Some records:

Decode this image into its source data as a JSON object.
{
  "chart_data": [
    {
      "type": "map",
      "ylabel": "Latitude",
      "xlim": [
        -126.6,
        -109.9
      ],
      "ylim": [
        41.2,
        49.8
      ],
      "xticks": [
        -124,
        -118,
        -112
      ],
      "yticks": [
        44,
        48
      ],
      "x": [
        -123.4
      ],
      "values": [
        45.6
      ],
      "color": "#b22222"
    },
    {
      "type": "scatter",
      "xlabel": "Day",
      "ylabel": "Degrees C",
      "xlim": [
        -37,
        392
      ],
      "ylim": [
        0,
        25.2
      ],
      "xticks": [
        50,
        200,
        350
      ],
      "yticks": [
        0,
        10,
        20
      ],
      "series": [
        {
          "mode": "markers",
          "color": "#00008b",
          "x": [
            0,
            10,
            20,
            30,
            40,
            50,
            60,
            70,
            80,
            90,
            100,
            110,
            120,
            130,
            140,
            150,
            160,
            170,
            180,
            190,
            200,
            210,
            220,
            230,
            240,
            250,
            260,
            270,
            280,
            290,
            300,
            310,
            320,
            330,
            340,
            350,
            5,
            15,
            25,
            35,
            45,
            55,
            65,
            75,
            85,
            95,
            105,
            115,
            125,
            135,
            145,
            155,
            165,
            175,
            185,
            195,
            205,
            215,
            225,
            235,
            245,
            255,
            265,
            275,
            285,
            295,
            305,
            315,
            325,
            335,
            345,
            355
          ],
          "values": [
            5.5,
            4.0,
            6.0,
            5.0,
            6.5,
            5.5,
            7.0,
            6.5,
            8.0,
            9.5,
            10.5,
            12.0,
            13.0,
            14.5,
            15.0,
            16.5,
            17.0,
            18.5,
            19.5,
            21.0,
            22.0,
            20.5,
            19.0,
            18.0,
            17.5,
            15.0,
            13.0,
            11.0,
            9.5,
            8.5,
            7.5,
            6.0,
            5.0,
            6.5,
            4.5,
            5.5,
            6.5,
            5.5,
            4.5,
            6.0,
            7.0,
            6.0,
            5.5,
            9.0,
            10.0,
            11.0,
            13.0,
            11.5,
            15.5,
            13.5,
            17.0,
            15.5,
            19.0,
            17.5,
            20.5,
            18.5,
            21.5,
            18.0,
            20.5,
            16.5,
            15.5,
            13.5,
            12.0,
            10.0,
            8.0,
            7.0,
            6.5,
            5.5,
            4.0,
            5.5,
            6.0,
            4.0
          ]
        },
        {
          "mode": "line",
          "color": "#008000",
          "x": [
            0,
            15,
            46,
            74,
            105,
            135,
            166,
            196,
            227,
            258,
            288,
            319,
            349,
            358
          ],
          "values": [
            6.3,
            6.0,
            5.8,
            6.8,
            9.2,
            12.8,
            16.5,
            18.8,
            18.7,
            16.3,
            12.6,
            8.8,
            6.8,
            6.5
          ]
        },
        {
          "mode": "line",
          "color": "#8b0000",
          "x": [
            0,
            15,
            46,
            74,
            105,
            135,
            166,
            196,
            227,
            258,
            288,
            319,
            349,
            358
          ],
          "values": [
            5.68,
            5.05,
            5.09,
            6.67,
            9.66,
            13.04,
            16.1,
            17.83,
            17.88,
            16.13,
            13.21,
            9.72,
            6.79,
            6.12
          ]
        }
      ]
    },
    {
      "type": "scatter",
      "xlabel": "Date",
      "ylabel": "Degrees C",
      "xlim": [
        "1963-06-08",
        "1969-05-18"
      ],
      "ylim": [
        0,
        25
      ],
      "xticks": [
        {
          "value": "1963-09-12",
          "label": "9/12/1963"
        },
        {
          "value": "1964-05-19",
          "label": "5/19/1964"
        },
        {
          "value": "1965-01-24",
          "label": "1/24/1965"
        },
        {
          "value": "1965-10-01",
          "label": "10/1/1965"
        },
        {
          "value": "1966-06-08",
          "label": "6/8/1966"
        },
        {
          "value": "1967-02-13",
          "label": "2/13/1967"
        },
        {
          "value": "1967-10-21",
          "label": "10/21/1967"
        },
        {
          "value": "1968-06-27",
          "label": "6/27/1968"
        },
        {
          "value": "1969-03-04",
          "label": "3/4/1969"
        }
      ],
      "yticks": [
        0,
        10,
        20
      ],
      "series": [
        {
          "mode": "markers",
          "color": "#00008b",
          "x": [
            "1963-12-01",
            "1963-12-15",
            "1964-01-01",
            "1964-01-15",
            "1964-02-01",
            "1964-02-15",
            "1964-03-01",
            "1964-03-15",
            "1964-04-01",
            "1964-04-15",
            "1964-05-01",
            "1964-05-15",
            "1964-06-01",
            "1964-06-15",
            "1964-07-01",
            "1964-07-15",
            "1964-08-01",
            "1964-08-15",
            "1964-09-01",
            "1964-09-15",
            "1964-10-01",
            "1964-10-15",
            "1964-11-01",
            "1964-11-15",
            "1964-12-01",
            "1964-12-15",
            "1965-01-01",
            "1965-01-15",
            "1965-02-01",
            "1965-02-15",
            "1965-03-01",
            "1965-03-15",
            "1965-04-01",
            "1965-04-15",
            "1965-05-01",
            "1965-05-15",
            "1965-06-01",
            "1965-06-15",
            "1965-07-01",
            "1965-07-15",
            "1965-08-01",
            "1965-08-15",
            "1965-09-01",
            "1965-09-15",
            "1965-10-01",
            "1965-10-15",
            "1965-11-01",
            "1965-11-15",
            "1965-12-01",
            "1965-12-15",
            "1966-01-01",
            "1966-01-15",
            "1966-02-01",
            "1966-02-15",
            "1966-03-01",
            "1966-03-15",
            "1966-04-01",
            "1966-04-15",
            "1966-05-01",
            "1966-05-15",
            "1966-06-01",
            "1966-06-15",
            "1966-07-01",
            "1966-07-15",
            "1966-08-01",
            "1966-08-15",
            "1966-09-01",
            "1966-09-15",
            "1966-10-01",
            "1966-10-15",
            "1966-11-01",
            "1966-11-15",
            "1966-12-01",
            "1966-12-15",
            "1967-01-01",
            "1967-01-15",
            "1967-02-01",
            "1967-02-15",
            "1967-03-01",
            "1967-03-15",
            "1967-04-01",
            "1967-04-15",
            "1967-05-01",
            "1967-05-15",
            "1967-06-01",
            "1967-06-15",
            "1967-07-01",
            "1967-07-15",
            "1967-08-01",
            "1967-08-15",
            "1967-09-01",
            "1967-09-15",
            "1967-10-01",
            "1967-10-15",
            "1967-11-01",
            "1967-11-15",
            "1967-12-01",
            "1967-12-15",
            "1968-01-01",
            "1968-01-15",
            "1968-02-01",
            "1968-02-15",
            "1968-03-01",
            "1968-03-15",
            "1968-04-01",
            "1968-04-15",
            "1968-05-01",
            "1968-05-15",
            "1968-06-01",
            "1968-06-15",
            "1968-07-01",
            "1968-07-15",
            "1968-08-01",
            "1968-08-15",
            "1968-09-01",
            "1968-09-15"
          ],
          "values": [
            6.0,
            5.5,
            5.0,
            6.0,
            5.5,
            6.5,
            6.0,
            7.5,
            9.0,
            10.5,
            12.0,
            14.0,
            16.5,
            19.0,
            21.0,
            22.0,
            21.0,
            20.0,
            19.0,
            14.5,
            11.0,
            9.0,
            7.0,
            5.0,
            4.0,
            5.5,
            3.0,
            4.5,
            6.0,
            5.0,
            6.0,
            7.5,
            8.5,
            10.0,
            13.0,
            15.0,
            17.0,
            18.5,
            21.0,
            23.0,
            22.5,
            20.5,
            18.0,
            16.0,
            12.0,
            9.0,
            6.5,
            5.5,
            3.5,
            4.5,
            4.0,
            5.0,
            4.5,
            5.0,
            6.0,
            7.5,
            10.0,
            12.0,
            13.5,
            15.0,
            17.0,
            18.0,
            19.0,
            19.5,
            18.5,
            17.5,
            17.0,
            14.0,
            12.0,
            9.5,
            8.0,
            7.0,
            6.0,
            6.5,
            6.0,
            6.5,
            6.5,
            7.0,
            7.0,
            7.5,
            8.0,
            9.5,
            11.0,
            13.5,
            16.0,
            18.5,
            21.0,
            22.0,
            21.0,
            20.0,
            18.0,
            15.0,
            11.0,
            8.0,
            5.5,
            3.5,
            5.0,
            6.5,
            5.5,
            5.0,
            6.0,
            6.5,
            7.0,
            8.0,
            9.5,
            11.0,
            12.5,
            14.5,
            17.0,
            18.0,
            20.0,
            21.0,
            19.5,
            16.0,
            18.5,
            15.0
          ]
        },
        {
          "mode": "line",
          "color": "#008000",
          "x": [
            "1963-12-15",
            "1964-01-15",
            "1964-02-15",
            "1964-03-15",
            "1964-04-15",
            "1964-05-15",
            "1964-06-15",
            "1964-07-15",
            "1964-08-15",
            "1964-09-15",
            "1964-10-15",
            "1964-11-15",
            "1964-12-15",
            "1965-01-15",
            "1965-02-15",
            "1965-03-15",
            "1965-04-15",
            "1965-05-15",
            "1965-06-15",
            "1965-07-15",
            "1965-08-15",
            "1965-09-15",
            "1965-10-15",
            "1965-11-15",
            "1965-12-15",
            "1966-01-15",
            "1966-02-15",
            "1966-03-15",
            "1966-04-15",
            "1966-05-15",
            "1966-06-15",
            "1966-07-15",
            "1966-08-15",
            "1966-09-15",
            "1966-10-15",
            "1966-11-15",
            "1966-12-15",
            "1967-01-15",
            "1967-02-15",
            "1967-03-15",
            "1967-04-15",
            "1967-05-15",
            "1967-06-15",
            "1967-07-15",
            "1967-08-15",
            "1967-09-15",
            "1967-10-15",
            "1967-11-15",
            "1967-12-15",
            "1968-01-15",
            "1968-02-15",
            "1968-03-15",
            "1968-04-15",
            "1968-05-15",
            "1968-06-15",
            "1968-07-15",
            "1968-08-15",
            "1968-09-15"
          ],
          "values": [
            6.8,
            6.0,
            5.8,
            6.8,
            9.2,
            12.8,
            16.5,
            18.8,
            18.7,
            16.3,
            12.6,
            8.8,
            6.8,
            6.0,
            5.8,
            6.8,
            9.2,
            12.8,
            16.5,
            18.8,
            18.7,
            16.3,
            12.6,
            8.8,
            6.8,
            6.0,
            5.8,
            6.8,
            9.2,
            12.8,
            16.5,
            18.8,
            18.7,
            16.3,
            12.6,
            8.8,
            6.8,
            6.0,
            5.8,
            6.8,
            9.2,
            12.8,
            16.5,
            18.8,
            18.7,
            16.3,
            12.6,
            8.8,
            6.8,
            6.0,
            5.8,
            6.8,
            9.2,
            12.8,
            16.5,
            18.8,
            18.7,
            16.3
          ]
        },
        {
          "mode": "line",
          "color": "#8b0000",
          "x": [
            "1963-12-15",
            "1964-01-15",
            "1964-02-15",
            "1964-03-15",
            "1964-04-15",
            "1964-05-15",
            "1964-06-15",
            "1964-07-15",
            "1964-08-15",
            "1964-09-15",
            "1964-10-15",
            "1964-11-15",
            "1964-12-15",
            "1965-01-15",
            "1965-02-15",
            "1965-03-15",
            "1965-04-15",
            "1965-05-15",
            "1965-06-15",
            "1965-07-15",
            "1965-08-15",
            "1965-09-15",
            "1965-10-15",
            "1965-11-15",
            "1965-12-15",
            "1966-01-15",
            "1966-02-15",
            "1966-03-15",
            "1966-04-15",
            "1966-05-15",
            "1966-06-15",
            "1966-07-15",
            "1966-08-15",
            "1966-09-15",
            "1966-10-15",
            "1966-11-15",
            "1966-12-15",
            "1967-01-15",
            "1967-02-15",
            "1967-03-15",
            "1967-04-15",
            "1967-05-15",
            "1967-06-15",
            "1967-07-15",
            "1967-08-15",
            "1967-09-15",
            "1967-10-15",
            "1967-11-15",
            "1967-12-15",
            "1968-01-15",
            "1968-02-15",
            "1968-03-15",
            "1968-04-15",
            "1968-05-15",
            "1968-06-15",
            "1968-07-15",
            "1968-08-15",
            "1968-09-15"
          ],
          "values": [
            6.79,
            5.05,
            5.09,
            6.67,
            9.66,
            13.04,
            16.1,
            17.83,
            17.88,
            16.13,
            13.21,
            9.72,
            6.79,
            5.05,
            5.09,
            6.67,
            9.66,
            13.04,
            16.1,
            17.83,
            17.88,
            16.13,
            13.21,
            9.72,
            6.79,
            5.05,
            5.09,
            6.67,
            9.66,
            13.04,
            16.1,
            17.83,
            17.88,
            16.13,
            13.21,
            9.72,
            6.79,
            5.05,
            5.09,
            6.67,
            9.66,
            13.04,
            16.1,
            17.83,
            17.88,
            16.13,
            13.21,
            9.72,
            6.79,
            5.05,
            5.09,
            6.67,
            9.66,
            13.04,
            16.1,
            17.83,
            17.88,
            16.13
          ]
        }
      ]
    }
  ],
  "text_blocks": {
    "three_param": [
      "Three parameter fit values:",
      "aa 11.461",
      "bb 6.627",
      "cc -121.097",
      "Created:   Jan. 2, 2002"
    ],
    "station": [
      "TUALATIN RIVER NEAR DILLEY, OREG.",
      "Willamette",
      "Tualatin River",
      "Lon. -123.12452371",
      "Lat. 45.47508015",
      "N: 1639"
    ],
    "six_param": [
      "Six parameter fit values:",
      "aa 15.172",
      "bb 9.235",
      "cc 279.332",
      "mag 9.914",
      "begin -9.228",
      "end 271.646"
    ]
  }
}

* **WORK TO COMPLETE**
Each line that holds the word "parameter" is to be copied.

* **OUTPUT BELOW**
      "Three parameter fit values:",
      "Six parameter fit values:",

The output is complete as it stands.